- Instructions to follow -
Tell how many lines have the string "UIImage" in them, and write nothing besides the number.

=-=-=

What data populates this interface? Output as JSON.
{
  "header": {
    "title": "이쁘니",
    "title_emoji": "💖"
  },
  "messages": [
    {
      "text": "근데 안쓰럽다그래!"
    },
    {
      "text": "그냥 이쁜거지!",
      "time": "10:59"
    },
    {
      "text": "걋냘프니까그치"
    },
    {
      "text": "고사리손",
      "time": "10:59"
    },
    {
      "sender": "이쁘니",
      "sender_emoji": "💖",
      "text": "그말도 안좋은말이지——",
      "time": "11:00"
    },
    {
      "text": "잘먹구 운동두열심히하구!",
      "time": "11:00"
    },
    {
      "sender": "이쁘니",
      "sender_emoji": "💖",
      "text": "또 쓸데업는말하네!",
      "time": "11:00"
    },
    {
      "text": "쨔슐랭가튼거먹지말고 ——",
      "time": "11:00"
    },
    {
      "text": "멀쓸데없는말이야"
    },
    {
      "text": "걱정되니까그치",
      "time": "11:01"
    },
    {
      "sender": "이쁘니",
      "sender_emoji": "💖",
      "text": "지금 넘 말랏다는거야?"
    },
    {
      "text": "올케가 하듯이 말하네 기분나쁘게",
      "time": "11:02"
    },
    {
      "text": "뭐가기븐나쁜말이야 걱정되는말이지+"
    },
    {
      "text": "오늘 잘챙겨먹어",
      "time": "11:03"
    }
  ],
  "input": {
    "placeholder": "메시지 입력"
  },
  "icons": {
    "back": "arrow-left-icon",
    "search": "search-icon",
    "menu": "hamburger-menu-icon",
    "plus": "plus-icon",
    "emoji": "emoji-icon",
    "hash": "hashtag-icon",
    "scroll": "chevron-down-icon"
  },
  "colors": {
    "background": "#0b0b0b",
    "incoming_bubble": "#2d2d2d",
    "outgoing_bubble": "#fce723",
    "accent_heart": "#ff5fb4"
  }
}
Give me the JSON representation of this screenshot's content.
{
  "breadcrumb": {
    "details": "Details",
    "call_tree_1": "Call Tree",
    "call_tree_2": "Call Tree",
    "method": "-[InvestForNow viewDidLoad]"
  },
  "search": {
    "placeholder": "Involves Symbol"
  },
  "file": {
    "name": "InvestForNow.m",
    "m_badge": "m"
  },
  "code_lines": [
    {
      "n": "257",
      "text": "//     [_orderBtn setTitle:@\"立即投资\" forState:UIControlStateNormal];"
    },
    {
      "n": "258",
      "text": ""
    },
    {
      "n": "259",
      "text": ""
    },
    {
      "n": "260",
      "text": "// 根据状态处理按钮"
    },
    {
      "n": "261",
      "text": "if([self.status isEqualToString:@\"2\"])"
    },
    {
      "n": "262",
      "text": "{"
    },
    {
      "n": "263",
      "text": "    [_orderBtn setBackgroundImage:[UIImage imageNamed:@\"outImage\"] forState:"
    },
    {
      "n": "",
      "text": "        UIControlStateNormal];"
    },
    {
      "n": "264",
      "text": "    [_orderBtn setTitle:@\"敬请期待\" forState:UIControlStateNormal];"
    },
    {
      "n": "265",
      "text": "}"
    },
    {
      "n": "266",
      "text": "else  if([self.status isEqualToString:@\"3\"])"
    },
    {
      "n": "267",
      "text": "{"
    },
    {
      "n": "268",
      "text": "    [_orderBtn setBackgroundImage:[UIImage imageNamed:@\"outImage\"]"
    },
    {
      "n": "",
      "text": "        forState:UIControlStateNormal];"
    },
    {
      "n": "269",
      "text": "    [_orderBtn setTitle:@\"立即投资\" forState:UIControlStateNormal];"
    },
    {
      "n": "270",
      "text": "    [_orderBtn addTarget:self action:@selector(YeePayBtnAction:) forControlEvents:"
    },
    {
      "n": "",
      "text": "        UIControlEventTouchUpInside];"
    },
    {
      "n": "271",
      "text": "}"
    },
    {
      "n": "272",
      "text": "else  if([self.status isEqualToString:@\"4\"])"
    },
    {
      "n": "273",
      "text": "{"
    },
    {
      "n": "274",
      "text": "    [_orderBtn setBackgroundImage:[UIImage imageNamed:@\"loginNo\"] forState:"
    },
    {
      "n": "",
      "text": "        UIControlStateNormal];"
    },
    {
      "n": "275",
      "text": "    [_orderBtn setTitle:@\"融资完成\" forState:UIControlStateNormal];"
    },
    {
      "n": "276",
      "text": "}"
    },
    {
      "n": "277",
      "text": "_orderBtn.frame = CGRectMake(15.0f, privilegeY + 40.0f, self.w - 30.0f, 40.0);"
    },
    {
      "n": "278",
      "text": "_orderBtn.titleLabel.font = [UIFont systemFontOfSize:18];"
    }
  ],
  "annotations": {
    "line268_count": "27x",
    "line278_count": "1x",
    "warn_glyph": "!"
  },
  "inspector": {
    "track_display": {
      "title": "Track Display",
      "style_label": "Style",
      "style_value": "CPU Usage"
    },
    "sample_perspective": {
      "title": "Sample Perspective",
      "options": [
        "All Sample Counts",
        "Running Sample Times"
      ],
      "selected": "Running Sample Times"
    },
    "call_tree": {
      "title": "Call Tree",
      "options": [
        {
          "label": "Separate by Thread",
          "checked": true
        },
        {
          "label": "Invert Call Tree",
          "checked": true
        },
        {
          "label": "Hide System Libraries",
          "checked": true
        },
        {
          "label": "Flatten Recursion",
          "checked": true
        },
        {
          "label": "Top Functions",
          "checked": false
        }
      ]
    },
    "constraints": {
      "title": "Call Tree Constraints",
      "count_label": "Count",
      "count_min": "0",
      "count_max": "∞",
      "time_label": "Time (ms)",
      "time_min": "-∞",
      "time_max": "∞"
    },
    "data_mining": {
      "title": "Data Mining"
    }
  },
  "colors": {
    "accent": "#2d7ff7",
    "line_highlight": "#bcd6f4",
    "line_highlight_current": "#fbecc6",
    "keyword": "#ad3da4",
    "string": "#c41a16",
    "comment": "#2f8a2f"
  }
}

=-=-=

- Reply to the task -
3